-- Start of DATASET ROWS --

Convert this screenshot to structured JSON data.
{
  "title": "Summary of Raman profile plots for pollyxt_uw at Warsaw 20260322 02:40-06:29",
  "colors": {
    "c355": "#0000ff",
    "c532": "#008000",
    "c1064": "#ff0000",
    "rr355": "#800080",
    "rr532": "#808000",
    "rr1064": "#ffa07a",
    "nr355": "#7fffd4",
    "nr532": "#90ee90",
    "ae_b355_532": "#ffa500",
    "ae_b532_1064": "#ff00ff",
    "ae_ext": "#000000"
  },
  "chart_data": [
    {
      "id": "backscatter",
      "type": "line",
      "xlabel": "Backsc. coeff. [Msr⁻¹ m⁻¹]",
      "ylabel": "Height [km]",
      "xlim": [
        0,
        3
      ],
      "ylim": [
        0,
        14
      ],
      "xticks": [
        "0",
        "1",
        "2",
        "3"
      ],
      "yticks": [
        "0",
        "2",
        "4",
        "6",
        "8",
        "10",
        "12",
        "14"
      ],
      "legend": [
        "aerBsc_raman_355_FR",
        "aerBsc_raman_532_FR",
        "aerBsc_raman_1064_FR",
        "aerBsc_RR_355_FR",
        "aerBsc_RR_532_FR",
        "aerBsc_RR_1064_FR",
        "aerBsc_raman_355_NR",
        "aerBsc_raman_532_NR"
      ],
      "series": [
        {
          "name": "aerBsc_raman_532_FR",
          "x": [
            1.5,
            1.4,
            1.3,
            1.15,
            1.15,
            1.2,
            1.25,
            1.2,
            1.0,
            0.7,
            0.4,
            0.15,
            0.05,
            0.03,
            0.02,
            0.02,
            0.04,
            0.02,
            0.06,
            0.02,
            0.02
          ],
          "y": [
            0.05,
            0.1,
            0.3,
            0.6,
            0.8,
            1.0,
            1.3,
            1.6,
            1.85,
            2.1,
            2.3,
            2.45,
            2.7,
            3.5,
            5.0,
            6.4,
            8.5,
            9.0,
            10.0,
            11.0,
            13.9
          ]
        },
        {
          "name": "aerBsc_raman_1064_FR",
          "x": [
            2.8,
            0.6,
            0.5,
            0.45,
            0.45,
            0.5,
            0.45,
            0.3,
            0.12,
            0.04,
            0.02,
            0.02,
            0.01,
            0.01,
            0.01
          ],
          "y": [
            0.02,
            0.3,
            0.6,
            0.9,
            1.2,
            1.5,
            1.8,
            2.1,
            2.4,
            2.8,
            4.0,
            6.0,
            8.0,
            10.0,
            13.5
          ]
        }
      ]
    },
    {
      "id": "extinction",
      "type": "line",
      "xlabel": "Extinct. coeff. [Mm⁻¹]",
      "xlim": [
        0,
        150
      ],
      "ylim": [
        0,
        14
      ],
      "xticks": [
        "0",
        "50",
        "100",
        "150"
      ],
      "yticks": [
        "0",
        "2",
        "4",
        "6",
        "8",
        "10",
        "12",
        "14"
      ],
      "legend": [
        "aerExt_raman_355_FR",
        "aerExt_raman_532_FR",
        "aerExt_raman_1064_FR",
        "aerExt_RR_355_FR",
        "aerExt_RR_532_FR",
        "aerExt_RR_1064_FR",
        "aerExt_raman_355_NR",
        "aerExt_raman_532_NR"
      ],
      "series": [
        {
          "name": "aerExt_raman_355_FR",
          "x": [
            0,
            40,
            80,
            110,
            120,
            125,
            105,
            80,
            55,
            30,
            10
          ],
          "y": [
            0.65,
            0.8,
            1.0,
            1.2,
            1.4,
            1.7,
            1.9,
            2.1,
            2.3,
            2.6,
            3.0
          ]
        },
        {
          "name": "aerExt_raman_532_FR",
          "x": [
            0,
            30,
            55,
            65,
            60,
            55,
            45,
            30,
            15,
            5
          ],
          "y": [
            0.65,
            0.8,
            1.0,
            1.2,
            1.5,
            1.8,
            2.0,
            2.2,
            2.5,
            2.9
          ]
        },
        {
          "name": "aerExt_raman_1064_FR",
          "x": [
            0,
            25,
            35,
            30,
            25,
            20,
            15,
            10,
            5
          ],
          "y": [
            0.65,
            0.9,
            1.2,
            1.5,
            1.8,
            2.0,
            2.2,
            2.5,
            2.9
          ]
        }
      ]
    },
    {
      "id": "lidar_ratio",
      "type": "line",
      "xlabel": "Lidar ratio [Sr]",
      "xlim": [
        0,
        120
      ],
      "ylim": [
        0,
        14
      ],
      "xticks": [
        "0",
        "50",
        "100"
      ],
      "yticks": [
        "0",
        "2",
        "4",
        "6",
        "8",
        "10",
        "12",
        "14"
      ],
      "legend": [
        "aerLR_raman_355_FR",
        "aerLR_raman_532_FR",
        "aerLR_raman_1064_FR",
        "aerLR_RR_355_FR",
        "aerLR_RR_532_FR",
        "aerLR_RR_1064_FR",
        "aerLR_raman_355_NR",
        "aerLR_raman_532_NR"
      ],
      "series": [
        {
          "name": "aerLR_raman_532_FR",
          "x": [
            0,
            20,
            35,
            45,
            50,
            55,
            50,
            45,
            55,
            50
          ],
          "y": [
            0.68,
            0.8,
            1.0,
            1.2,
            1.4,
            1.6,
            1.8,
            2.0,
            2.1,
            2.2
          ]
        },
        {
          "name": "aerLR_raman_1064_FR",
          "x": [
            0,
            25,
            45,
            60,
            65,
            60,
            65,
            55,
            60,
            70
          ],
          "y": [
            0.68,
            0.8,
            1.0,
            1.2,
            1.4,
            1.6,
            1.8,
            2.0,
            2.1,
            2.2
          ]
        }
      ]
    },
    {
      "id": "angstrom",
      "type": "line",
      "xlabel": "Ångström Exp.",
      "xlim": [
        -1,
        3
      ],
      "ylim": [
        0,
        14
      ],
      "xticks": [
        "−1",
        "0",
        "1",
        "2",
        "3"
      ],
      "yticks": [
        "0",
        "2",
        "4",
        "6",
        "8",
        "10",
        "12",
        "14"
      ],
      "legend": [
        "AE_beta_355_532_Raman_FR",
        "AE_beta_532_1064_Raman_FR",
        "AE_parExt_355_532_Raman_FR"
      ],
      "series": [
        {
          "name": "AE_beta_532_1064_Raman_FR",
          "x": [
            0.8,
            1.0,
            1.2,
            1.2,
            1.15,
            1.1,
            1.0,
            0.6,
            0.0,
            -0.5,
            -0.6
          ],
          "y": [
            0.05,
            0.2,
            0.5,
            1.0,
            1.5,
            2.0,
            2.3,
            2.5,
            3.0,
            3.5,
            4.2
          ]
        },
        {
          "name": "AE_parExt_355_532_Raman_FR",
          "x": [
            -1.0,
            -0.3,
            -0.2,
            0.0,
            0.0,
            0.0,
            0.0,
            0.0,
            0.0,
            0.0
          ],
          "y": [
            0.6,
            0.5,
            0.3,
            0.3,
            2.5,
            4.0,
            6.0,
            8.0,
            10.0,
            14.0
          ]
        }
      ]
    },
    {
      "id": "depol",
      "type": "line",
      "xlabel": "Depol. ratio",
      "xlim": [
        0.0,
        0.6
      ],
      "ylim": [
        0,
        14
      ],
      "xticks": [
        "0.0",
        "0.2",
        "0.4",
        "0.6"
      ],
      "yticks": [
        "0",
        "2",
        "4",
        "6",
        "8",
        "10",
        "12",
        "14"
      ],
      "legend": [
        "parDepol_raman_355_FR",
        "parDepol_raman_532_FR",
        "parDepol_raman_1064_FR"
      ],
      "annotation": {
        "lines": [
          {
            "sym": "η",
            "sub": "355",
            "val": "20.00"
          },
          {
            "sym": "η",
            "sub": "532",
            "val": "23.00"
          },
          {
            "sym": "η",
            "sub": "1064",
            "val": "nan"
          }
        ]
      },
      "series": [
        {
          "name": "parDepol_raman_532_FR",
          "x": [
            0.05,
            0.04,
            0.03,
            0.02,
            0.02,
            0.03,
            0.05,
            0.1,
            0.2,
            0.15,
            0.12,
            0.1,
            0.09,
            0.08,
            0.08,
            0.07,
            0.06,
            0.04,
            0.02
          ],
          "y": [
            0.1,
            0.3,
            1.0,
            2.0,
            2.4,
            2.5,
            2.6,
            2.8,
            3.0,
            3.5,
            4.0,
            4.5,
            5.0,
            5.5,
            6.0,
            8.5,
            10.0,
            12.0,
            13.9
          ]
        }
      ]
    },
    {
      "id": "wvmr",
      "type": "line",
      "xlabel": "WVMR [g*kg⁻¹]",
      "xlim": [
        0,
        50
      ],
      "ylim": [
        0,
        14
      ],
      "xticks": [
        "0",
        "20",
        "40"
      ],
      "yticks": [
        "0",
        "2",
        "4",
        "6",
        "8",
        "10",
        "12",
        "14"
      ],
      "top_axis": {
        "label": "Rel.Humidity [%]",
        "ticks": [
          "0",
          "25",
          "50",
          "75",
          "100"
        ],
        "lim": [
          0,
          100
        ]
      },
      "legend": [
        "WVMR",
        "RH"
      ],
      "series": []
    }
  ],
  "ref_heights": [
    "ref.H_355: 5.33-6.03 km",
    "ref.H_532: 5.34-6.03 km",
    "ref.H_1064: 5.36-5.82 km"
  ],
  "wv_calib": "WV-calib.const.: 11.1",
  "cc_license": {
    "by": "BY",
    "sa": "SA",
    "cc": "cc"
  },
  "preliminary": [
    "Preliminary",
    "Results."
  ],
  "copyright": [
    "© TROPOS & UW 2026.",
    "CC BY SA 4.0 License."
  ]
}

-- End of DATASET ROWS --

WHAT TO PRODUCE
Each line above that holds the string "name" should be copied and shown.

SOLUTION FOR THIS EXERCISE
          "name": "aerBsc_raman_532_FR",
          "name": "aerBsc_raman_1064_FR",
          "name": "aerExt_raman_355_FR",
          "name": "aerExt_raman_532_FR",
          "name": "aerExt_raman_1064_FR",
          "name": "aerLR_raman_532_FR",
          "name": "aerLR_raman_1064_FR",
          "name": "AE_beta_532_1064_Raman_FR",
          "name": "AE_parExt_355_532_Raman_FR",
          "name": "parDepol_raman_532_FR",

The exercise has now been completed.